== Record extracts

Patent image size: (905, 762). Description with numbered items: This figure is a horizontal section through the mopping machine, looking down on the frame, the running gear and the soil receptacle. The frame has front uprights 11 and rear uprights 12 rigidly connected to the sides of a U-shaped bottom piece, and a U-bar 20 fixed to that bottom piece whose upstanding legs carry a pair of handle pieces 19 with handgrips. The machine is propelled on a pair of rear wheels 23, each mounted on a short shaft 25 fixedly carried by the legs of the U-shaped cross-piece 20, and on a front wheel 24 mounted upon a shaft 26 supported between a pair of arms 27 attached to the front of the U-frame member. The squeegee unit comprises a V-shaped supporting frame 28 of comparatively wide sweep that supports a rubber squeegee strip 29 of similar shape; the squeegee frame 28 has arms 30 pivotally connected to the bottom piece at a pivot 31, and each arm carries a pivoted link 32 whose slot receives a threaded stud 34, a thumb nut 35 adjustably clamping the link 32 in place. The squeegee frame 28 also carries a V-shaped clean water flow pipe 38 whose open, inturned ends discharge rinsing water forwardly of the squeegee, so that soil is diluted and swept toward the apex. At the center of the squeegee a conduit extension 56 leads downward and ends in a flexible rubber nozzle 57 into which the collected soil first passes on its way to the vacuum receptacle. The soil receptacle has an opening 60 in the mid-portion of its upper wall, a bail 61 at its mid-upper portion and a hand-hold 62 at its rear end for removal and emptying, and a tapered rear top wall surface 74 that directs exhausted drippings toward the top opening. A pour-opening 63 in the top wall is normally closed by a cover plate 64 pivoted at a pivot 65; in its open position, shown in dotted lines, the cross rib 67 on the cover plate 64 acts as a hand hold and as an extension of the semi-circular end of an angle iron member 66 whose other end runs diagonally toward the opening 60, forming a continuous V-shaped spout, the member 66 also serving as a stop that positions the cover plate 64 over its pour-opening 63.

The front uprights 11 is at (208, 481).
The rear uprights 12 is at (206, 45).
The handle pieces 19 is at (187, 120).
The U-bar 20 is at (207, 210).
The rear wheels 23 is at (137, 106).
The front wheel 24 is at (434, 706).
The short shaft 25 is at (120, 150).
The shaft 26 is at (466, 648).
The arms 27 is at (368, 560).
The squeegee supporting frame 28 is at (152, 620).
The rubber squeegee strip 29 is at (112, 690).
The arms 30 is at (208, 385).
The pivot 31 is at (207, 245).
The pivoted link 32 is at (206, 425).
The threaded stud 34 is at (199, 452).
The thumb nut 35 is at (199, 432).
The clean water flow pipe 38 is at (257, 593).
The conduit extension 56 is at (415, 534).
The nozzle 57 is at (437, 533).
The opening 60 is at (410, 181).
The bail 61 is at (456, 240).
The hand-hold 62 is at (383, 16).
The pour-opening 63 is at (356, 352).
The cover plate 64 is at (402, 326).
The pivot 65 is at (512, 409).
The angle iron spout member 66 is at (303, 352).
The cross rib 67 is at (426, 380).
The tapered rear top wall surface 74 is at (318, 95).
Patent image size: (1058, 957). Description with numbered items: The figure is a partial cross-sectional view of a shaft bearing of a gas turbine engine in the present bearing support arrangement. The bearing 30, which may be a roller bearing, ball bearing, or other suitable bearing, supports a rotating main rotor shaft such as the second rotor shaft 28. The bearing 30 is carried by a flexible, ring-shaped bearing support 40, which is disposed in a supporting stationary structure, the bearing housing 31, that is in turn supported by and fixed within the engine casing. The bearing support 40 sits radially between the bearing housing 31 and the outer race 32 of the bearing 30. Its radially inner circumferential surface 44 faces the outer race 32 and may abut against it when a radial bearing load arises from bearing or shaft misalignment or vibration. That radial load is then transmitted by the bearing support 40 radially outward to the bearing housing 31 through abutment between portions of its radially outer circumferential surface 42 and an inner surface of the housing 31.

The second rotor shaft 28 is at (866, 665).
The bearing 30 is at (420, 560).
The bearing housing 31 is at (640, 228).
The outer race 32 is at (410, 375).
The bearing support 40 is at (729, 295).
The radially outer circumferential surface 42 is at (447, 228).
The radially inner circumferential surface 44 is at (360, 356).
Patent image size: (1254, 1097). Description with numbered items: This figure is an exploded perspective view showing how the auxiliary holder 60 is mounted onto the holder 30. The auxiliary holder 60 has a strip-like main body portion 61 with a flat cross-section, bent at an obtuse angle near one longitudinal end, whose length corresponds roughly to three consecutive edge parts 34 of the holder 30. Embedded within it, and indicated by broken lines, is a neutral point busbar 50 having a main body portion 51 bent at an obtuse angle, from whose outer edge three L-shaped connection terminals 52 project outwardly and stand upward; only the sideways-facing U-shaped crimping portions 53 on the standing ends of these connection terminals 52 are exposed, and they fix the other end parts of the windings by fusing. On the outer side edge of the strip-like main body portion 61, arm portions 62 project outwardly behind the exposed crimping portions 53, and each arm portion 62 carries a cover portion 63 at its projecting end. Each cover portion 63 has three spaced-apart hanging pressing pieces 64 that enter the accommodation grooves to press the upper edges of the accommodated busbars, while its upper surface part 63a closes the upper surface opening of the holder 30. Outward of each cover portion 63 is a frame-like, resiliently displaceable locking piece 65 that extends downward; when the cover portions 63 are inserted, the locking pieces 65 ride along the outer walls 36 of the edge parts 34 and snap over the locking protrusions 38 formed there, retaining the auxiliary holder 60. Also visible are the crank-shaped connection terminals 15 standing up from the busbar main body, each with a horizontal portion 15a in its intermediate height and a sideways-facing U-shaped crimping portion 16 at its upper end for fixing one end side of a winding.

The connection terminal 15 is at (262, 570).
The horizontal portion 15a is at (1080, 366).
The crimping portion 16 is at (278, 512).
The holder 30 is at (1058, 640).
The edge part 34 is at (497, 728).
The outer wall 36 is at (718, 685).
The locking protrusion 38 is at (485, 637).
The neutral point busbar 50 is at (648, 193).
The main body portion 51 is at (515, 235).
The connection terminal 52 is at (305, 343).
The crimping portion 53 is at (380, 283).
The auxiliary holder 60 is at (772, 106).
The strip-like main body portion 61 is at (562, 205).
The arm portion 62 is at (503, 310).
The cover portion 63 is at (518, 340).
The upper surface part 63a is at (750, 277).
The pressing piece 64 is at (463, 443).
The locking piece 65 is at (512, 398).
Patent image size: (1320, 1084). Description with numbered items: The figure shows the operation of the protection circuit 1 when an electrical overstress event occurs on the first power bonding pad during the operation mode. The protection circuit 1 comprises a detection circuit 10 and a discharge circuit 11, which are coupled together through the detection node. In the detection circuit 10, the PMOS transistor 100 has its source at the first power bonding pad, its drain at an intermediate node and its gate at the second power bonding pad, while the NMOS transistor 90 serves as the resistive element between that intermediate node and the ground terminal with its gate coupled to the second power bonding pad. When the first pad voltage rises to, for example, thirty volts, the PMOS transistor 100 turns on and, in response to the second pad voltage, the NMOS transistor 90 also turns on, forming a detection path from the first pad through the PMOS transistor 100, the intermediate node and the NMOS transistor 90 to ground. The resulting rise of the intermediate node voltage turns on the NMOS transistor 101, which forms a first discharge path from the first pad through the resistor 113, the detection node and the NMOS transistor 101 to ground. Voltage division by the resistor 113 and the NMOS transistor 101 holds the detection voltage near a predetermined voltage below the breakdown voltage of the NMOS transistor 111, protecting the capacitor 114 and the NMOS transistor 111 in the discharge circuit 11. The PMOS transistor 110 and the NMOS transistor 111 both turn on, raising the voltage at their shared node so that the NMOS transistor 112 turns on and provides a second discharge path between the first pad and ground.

====

**Your goal:** Please quote every one of the records above word for word.

**Exercise result:**
Patent image size: (905, 762). Description with numbered items: This figure is a horizontal section through the mopping machine, looking down on the frame, the running gear and the soil receptacle. The frame has front uprights 11 and rear uprights 12 rigidly connected to the sides of a U-shaped bottom piece, and a U-bar 20 fixed to that bottom piece whose upstanding legs carry a pair of handle pieces 19 with handgrips. The machine is propelled on a pair of rear wheels 23, each mounted on a short shaft 25 fixedly carried by the legs of the U-shaped cross-piece 20, and on a front wheel 24 mounted upon a shaft 26 supported between a pair of arms 27 attached to the front of the U-frame member. The squeegee unit comprises a V-shaped supporting frame 28 of comparatively wide sweep that supports a rubber squeegee strip 29 of similar shape; the squeegee frame 28 has arms 30 pivotally connected to the bottom piece at a pivot 31, and each arm carries a pivoted link 32 whose slot receives a threaded stud 34, a thumb nut 35 adjustably clamping the link 32 in place. The squeegee frame 28 also carries a V-shaped clean water flow pipe 38 whose open, inturned ends discharge rinsing water forwardly of the squeegee, so that soil is diluted and swept toward the apex. At the center of the squeegee a conduit extension 56 leads downward and ends in a flexible rubber nozzle 57 into which the collected soil first passes on its way to the vacuum receptacle. The soil receptacle has an opening 60 in the mid-portion of its upper wall, a bail 61 at its mid-upper portion and a hand-hold 62 at its rear end for removal and emptying, and a tapered rear top wall surface 74 that directs exhausted drippings toward the top opening. A pour-opening 63 in the top wall is normally closed by a cover plate 64 pivoted at a pivot 65; in its open position, shown in dotted lines, the cross rib 67 on the cover plate 64 acts as a hand hold and as an extension of the semi-circular end of an angle iron member 66 whose other end runs diagonally toward the opening 60, forming a continuous V-shaped spout, the member 66 also serving as a stop that positions the cover plate 64 over its pour-opening 63.

The front uprights 11 is at (208, 481).
The rear uprights 12 is at (206, 45).
The handle pieces 19 is at (187, 120).
The U-bar 20 is at (207, 210).
The rear wheels 23 is at (137, 106).
The front wheel 24 is at (434, 706).
The short shaft 25 is at (120, 150).
The shaft 26 is at (466, 648).
The arms 27 is at (368, 560).
The squeegee supporting frame 28 is at (152, 620).
The rubber squeegee strip 29 is at (112, 690).
The arms 30 is at (208, 385).
The pivot 31 is at (207, 245).
The pivoted link 32 is at (206, 425).
The threaded stud 34 is at (199, 452).
The thumb nut 35 is at (199, 432).
The clean water flow pipe 38 is at (257, 593).
The conduit extension 56 is at (415, 534).
The nozzle 57 is at (437, 533).
The opening 60 is at (410, 181).
The bail 61 is at (456, 240).
The hand-hold 62 is at (383, 16).
The pour-opening 63 is at (356, 352).
The cover plate 64 is at (402, 326).
The pivot 65 is at (512, 409).
The angle iron spout member 66 is at (303, 352).
The cross rib 67 is at (426, 380).
The tapered rear top wall surface 74 is at (318, 95).
Patent image size: (1058, 957). Description with numbered items: The figure is a partial cross-sectional view of a shaft bearing of a gas turbine engine in the present bearing support arrangement. The bearing 30, which may be a roller bearing, ball bearing, or other suitable bearing, supports a rotating main rotor shaft such as the second rotor shaft 28. The bearing 30 is carried by a flexible, ring-shaped bearing support 40, which is disposed in a supporting stationary structure, the bearing housing 31, that is in turn supported by and fixed within the engine casing. The bearing support 40 sits radially between the bearing housing 31 and the outer race 32 of the bearing 30. Its radially inner circumferential surface 44 faces the outer race 32 and may abut against it when a radial bearing load arises from bearing or shaft misalignment or vibration. That radial load is then transmitted by the bearing support 40 radially outward to the bearing housing 31 through abutment between portions of its radially outer circumferential surface 42 and an inner surface of the housing 31.

The second rotor shaft 28 is at (866, 665).
The bearing 30 is at (420, 560).
The bearing housing 31 is at (640, 228).
The outer race 32 is at (410, 375).
The bearing support 40 is at (729, 295).
The radially outer circumferential surface 42 is at (447, 228).
The radially inner circumferential surface 44 is at (360, 356).
Patent image size: (1254, 1097). Description with numbered items: This figure is an exploded perspective view showing how the auxiliary holder 60 is mounted onto the holder 30. The auxiliary holder 60 has a strip-like main body portion 61 with a flat cross-section, bent at an obtuse angle near one longitudinal end, whose length corresponds roughly to three consecutive edge parts 34 of the holder 30. Embedded within it, and indicated by broken lines, is a neutral point busbar 50 having a main body portion 51 bent at an obtuse angle, from whose outer edge three L-shaped connection terminals 52 project outwardly and stand upward; only the sideways-facing U-shaped crimping portions 53 on the standing ends of these connection terminals 52 are exposed, and they fix the other end parts of the windings by fusing. On the outer side edge of the strip-like main body portion 61, arm portions 62 project outwardly behind the exposed crimping portions 53, and each arm portion 62 carries a cover portion 63 at its projecting end. Each cover portion 63 has three spaced-apart hanging pressing pieces 64 that enter the accommodation grooves to press the upper edges of the accommodated busbars, while its upper surface part 63a closes the upper surface opening of the holder 30. Outward of each cover portion 63 is a frame-like, resiliently displaceable locking piece 65 that extends downward; when the cover portions 63 are inserted, the locking pieces 65 ride along the outer walls 36 of the edge parts 34 and snap over the locking protrusions 38 formed there, retaining the auxiliary holder 60. Also visible are the crank-shaped connection terminals 15 standing up from the busbar main body, each with a horizontal portion 15a in its intermediate height and a sideways-facing U-shaped crimping portion 16 at its upper end for fixing one end side of a winding.

The connection terminal 15 is at (262, 570).
The horizontal portion 15a is at (1080, 366).
The crimping portion 16 is at (278, 512).
The holder 30 is at (1058, 640).
The edge part 34 is at (497, 728).
The outer wall 36 is at (718, 685).
The locking protrusion 38 is at (485, 637).
The neutral point busbar 50 is at (648, 193).
The main body portion 51 is at (515, 235).
The connection terminal 52 is at (305, 343).
The crimping portion 53 is at (380, 283).
The auxiliary holder 60 is at (772, 106).
The strip-like main body portion 61 is at (562, 205).
The arm portion 62 is at (503, 310).
The cover portion 63 is at (518, 340).
The upper surface part 63a is at (750, 277).
The pressing piece 64 is at (463, 443).
The locking piece 65 is at (512, 398).
Patent image size: (1320, 1084). Description with numbered items: The figure shows the operation of the protection circuit 1 when an electrical overstress event occurs on the first power bonding pad during the operation mode. The protection circuit 1 comprises a detection circuit 10 and a discharge circuit 11, which are coupled together through the detection node. In the detection circuit 10, the PMOS transistor 100 has its source at the first power bonding pad, its drain at an intermediate node and its gate at the second power bonding pad, while the NMOS transistor 90 serves as the resistive element between that intermediate node and the ground terminal with its gate coupled to the second power bonding pad. When the first pad voltage rises to, for example, thirty volts, the PMOS transistor 100 turns on and, in response to the second pad voltage, the NMOS transistor 90 also turns on, forming a detection path from the first pad through the PMOS transistor 100, the intermediate node and the NMOS transistor 90 to ground. The resulting rise of the intermediate node voltage turns on the NMOS transistor 101, which forms a first discharge path from the first pad through the resistor 113, the detection node and the NMOS transistor 101 to ground. Voltage division by the resistor 113 and the NMOS transistor 101 holds the detection voltage near a predetermined voltage below the breakdown voltage of the NMOS transistor 111, protecting the capacitor 114 and the NMOS transistor 111 in the discharge circuit 11. The PMOS transistor 110 and the NMOS transistor 111 both turn on, raising the voltage at their shared node so that the NMOS transistor 112 turns on and provides a second discharge path between the first pad and ground.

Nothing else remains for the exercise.